■ The problem: Locate the lines of the listing below that hold "JSON", then copy each of them.
** begin Entries **
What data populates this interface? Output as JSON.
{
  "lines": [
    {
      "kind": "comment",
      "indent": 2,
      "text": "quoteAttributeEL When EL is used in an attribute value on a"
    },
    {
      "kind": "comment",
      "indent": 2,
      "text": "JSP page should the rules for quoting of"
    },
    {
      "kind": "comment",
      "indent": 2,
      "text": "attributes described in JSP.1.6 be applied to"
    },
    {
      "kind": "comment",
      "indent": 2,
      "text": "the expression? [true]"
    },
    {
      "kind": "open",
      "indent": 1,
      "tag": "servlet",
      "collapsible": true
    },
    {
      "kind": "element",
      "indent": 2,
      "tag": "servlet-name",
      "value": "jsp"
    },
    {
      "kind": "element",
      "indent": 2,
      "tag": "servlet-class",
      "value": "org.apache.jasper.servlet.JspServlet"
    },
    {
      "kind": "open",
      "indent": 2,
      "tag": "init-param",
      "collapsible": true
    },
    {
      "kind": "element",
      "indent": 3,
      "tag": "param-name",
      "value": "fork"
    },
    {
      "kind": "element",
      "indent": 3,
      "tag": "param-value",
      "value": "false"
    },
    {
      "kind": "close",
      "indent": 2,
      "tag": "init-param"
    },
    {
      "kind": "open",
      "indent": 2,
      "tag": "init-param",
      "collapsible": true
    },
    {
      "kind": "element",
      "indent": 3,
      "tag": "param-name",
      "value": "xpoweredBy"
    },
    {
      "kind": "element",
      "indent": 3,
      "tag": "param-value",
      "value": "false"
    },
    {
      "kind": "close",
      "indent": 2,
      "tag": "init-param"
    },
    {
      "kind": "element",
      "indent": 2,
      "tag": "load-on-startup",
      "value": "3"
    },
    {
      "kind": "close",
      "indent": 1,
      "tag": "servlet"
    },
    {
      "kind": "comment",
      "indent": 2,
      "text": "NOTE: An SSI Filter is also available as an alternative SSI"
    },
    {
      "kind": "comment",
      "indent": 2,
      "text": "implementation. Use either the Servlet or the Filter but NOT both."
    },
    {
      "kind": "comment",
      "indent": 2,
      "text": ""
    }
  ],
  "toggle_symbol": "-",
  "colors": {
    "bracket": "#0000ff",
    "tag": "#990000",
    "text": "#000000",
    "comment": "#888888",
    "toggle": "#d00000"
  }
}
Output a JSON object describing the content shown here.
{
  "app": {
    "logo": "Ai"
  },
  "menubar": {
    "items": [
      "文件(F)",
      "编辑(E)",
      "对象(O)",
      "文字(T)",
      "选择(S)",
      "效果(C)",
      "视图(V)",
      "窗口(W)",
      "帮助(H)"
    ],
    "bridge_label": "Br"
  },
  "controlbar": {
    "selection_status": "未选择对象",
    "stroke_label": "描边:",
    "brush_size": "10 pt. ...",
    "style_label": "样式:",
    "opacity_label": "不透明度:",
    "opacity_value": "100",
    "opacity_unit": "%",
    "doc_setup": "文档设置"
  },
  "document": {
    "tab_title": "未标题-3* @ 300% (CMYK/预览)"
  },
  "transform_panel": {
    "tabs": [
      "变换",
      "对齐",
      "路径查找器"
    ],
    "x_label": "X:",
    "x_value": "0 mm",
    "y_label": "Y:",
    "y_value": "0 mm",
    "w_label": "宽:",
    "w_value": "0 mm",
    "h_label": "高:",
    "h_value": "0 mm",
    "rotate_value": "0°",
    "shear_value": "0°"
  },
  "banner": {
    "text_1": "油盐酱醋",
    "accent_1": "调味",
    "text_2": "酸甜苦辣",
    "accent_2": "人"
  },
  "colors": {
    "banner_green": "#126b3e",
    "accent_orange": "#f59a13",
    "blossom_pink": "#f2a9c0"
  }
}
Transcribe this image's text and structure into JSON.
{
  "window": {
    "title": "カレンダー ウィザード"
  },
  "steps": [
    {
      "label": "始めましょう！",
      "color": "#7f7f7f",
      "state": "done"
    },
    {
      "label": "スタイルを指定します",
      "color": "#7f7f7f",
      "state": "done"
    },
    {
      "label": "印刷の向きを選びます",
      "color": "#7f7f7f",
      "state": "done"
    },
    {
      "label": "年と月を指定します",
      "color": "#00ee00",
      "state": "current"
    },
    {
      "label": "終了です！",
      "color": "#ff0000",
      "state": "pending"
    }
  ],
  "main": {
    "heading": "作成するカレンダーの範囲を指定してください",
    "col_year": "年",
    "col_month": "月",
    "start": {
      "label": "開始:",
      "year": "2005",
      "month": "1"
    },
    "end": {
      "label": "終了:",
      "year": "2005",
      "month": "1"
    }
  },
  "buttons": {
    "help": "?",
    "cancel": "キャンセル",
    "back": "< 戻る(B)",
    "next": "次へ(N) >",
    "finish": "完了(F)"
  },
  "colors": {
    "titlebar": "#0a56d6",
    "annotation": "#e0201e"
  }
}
** end Entries **
** begin Entries **
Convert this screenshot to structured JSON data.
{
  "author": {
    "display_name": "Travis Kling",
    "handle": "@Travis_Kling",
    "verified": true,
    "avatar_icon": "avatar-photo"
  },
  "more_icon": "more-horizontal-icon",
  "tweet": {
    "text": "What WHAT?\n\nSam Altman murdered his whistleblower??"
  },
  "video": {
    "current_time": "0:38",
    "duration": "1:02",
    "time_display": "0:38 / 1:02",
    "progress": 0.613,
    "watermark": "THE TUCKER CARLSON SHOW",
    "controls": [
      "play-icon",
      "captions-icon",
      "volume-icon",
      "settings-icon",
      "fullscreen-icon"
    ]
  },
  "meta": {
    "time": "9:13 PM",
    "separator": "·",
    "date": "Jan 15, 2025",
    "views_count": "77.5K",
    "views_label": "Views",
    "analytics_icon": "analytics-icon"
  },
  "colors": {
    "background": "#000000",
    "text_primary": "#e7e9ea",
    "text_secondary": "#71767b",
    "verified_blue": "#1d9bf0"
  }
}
** end Entries **
■ Exercise response:
What data populates this interface? Output as JSON.
Output a JSON object describing the content shown here.
Transcribe this image's text and structure into JSON.
Convert this screenshot to structured JSON data.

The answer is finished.